* START Task data *
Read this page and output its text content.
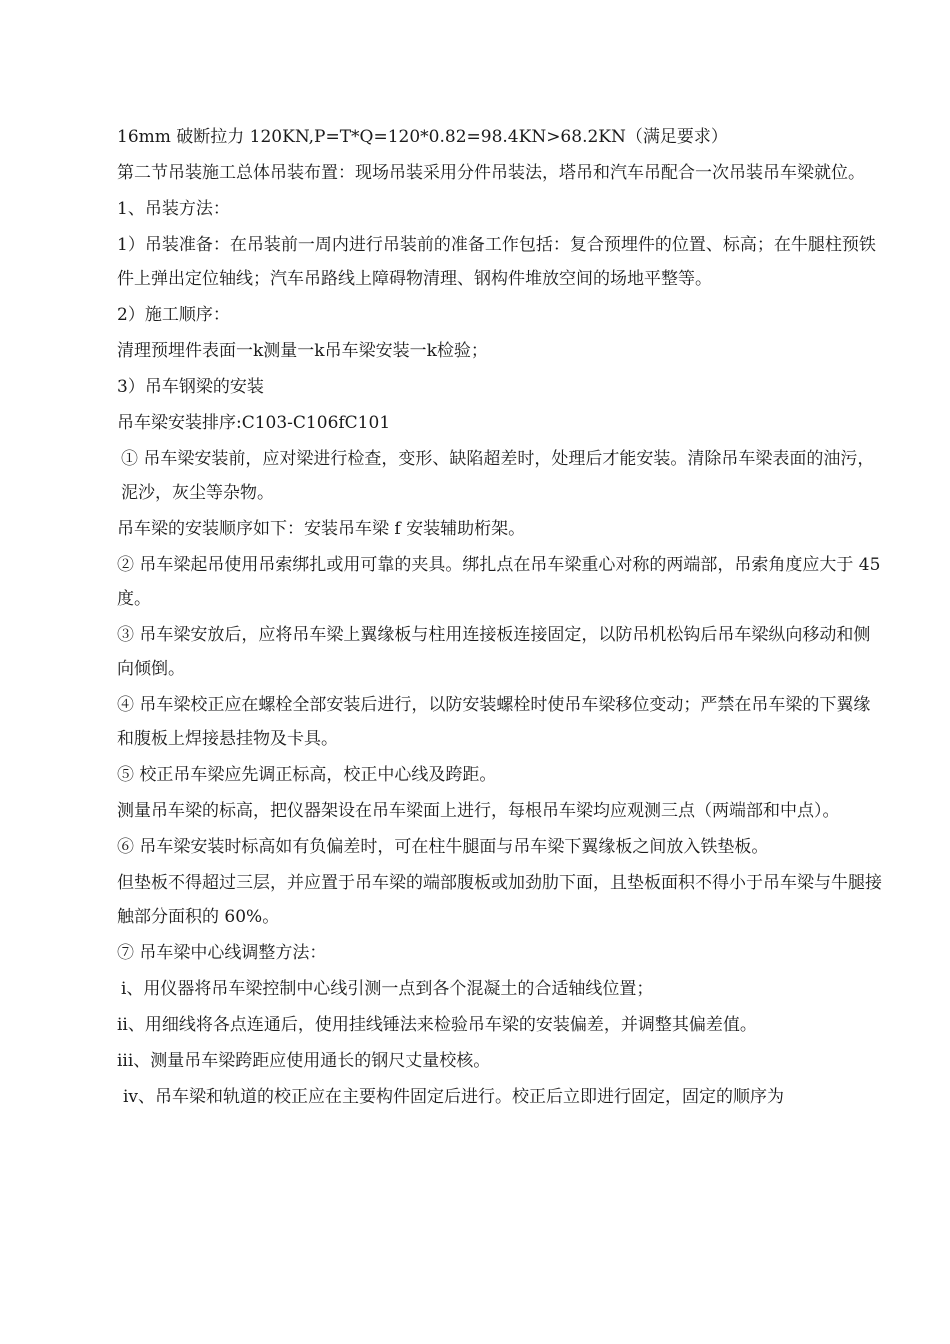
16mm 破断拉力 120KN,P=T*Q=120*0.82=98.4KN>68.2KN（满足要求）

第二节吊装施工总体吊装布置：现场吊装采用分件吊装法，塔吊和汽车吊配合一次吊装吊车梁就位。

1、吊装方法：

1）吊装准备：在吊装前一周内进行吊装前的准备工作包括：复合预埋件的位置、标高；在牛腿柱预铁件上弹出定位轴线；汽车吊路线上障碍物清理、钢构件堆放空间的场地平整等。

2）施工顺序：

清理预埋件表面一k测量一k吊车梁安装一k检验；

3）吊车钢梁的安装

吊车梁安装排序:C103-C106fC101

① 吊车梁安装前，应对梁进行检查，变形、缺陷超差时，处理后才能安装。清除吊车梁表面的油污，泥沙，灰尘等杂物。

吊车梁的安装顺序如下：安装吊车梁 f 安装辅助桁架。

② 吊车梁起吊使用吊索绑扎或用可靠的夹具。绑扎点在吊车梁重心对称的两端部，吊索角度应大于 45 度。

③ 吊车梁安放后，应将吊车梁上翼缘板与柱用连接板连接固定，以防吊机松钩后吊车梁纵向移动和侧向倾倒。

④ 吊车梁校正应在螺栓全部安装后进行，以防安装螺栓时使吊车梁移位变动；严禁在吊车梁的下翼缘和腹板上焊接悬挂物及卡具。

⑤ 校正吊车梁应先调正标高，校正中心线及跨距。

测量吊车梁的标高，把仪器架设在吊车梁面上进行，每根吊车梁均应观测三点（两端部和中点）。

⑥ 吊车梁安装时标高如有负偏差时，可在柱牛腿面与吊车梁下翼缘板之间放入铁垫板。

但垫板不得超过三层，并应置于吊车梁的端部腹板或加劲肋下面，且垫板面积不得小于吊车梁与牛腿接触部分面积的 60%。

⑦ 吊车梁中心线调整方法：

i、用仪器将吊车梁控制中心线引测一点到各个混凝土的合适轴线位置；

ii、用细线将各点连通后，使用挂线锤法来检验吊车梁的安装偏差，并调整其偏差值。

iii、测量吊车梁跨距应使用通长的钢尺丈量校核。

iv、吊车梁和轨道的校正应在主要构件固定后进行。校正后立即进行固定，固定的顺序为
* END Task data *
#### [Your task]
Write out the listing above exactly as it stands, pictures excluded.

#### [Solution to this task]
Read this page and output its text content.
16mm 破断拉力 120KN,P=T*Q=120*0.82=98.4KN>68.2KN（满足要求）

第二节吊装施工总体吊装布置：现场吊装采用分件吊装法，塔吊和汽车吊配合一次吊装吊车梁就位。

1、吊装方法：

1）吊装准备：在吊装前一周内进行吊装前的准备工作包括：复合预埋件的位置、标高；在牛腿柱预铁件上弹出定位轴线；汽车吊路线上障碍物清理、钢构件堆放空间的场地平整等。

2）施工顺序：

清理预埋件表面一k测量一k吊车梁安装一k检验；

3）吊车钢梁的安装

吊车梁安装排序:C103-C106fC101

① 吊车梁安装前，应对梁进行检查，变形、缺陷超差时，处理后才能安装。清除吊车梁表面的油污，泥沙，灰尘等杂物。

吊车梁的安装顺序如下：安装吊车梁 f 安装辅助桁架。

② 吊车梁起吊使用吊索绑扎或用可靠的夹具。绑扎点在吊车梁重心对称的两端部，吊索角度应大于 45 度。

③ 吊车梁安放后，应将吊车梁上翼缘板与柱用连接板连接固定，以防吊机松钩后吊车梁纵向移动和侧向倾倒。

④ 吊车梁校正应在螺栓全部安装后进行，以防安装螺栓时使吊车梁移位变动；严禁在吊车梁的下翼缘和腹板上焊接悬挂物及卡具。

⑤ 校正吊车梁应先调正标高，校正中心线及跨距。

测量吊车梁的标高，把仪器架设在吊车梁面上进行，每根吊车梁均应观测三点（两端部和中点）。

⑥ 吊车梁安装时标高如有负偏差时，可在柱牛腿面与吊车梁下翼缘板之间放入铁垫板。

但垫板不得超过三层，并应置于吊车梁的端部腹板或加劲肋下面，且垫板面积不得小于吊车梁与牛腿接触部分面积的 60%。

⑦ 吊车梁中心线调整方法：

i、用仪器将吊车梁控制中心线引测一点到各个混凝土的合适轴线位置；

ii、用细线将各点连通后，使用挂线锤法来检验吊车梁的安装偏差，并调整其偏差值。

iii、测量吊车梁跨距应使用通长的钢尺丈量校核。

iv、吊车梁和轨道的校正应在主要构件固定后进行。校正后立即进行固定，固定的顺序为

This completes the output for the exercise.